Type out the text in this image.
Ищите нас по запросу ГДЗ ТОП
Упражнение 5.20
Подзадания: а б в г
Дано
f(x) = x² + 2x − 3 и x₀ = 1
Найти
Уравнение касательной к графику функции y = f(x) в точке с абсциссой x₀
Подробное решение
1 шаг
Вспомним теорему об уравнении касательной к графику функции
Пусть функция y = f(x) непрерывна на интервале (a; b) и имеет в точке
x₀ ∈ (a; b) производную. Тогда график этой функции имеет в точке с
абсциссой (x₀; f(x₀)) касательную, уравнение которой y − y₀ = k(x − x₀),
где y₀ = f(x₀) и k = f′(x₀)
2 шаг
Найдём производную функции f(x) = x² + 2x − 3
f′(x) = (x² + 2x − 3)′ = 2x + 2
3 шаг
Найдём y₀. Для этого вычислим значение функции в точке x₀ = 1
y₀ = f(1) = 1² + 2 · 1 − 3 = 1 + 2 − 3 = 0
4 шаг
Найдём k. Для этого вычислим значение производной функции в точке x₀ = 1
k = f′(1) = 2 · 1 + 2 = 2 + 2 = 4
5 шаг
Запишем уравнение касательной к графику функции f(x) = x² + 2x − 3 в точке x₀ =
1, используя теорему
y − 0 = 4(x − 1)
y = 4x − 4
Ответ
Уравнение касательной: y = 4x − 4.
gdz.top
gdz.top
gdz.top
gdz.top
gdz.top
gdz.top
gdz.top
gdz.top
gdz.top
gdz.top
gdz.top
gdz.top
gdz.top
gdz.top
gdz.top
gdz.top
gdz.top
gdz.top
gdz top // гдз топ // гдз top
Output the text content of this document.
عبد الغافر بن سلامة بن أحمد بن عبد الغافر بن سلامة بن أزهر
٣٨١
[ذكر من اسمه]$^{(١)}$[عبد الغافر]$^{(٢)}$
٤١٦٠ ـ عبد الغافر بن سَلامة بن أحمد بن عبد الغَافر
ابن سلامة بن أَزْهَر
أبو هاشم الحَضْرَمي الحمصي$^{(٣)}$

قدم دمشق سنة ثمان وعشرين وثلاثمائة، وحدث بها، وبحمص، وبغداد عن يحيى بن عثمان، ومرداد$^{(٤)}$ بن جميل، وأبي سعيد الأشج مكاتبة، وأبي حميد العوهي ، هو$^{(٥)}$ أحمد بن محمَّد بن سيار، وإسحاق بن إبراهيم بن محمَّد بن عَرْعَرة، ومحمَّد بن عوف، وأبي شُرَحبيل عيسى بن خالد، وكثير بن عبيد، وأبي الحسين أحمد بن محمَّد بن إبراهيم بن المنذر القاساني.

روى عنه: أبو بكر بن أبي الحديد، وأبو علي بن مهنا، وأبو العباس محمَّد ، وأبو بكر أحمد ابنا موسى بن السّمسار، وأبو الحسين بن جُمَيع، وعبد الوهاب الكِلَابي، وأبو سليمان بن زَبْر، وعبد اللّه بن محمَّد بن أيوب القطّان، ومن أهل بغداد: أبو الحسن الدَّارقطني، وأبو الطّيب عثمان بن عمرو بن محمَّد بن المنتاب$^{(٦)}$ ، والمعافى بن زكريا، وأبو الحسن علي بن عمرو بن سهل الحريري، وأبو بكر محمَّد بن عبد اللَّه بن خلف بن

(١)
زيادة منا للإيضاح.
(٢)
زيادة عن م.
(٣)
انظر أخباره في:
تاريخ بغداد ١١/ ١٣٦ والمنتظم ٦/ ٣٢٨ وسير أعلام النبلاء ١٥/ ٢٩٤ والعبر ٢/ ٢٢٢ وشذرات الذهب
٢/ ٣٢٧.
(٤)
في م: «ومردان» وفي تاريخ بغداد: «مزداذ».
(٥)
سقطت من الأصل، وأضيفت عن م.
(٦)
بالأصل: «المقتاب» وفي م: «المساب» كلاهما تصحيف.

________________

* _WHAT THE TASK REQUIRES_
Repeat the whole listing exactly, keeping every line intact.

* _SOLUTION_
Type out the text in this image.
Ищите нас по запросу ГДЗ ТОП
Упражнение 5.20
Подзадания: а б в г
Дано
f(x) = x² + 2x − 3 и x₀ = 1
Найти
Уравнение касательной к графику функции y = f(x) в точке с абсциссой x₀
Подробное решение
1 шаг
Вспомним теорему об уравнении касательной к графику функции
Пусть функция y = f(x) непрерывна на интервале (a; b) и имеет в точке
x₀ ∈ (a; b) производную. Тогда график этой функции имеет в точке с
абсциссой (x₀; f(x₀)) касательную, уравнение которой y − y₀ = k(x − x₀),
где y₀ = f(x₀) и k = f′(x₀)
2 шаг
Найдём производную функции f(x) = x² + 2x − 3
f′(x) = (x² + 2x − 3)′ = 2x + 2
3 шаг
Найдём y₀. Для этого вычислим значение функции в точке x₀ = 1
y₀ = f(1) = 1² + 2 · 1 − 3 = 1 + 2 − 3 = 0
4 шаг
Найдём k. Для этого вычислим значение производной функции в точке x₀ = 1
k = f′(1) = 2 · 1 + 2 = 2 + 2 = 4
5 шаг
Запишем уравнение касательной к графику функции f(x) = x² + 2x − 3 в точке x₀ =
1, используя теорему
y − 0 = 4(x − 1)
y = 4x − 4
Ответ
Уравнение касательной: y = 4x − 4.
gdz.top
gdz.top
gdz.top
gdz.top
gdz.top
gdz.top
gdz.top
gdz.top
gdz.top
gdz.top
gdz.top
gdz.top
gdz.top
gdz.top
gdz.top
gdz.top
gdz.top
gdz.top
gdz top // гдз топ // гдз top
Output the text content of this document.
عبد الغافر بن سلامة بن أحمد بن عبد الغافر بن سلامة بن أزهر
٣٨١
[ذكر من اسمه]$^{(١)}$[عبد الغافر]$^{(٢)}$
٤١٦٠ ـ عبد الغافر بن سَلامة بن أحمد بن عبد الغَافر
ابن سلامة بن أَزْهَر
أبو هاشم الحَضْرَمي الحمصي$^{(٣)}$

قدم دمشق سنة ثمان وعشرين وثلاثمائة، وحدث بها، وبحمص، وبغداد عن يحيى بن عثمان، ومرداد$^{(٤)}$ بن جميل، وأبي سعيد الأشج مكاتبة، وأبي حميد العوهي ، هو$^{(٥)}$ أحمد بن محمَّد بن سيار، وإسحاق بن إبراهيم بن محمَّد بن عَرْعَرة، ومحمَّد بن عوف، وأبي شُرَحبيل عيسى بن خالد، وكثير بن عبيد، وأبي الحسين أحمد بن محمَّد بن إبراهيم بن المنذر القاساني.

روى عنه: أبو بكر بن أبي الحديد، وأبو علي بن مهنا، وأبو العباس محمَّد ، وأبو بكر أحمد ابنا موسى بن السّمسار، وأبو الحسين بن جُمَيع، وعبد الوهاب الكِلَابي، وأبو سليمان بن زَبْر، وعبد اللّه بن محمَّد بن أيوب القطّان، ومن أهل بغداد: أبو الحسن الدَّارقطني، وأبو الطّيب عثمان بن عمرو بن محمَّد بن المنتاب$^{(٦)}$ ، والمعافى بن زكريا، وأبو الحسن علي بن عمرو بن سهل الحريري، وأبو بكر محمَّد بن عبد اللَّه بن خلف بن

(١)
زيادة منا للإيضاح.
(٢)
زيادة عن م.
(٣)
انظر أخباره في:
تاريخ بغداد ١١/ ١٣٦ والمنتظم ٦/ ٣٢٨ وسير أعلام النبلاء ١٥/ ٢٩٤ والعبر ٢/ ٢٢٢ وشذرات الذهب
٢/ ٣٢٧.
(٤)
في م: «ومردان» وفي تاريخ بغداد: «مزداذ».
(٥)
سقطت من الأصل، وأضيفت عن م.
(٦)
بالأصل: «المقتاب» وفي م: «المساب» كلاهما تصحيف.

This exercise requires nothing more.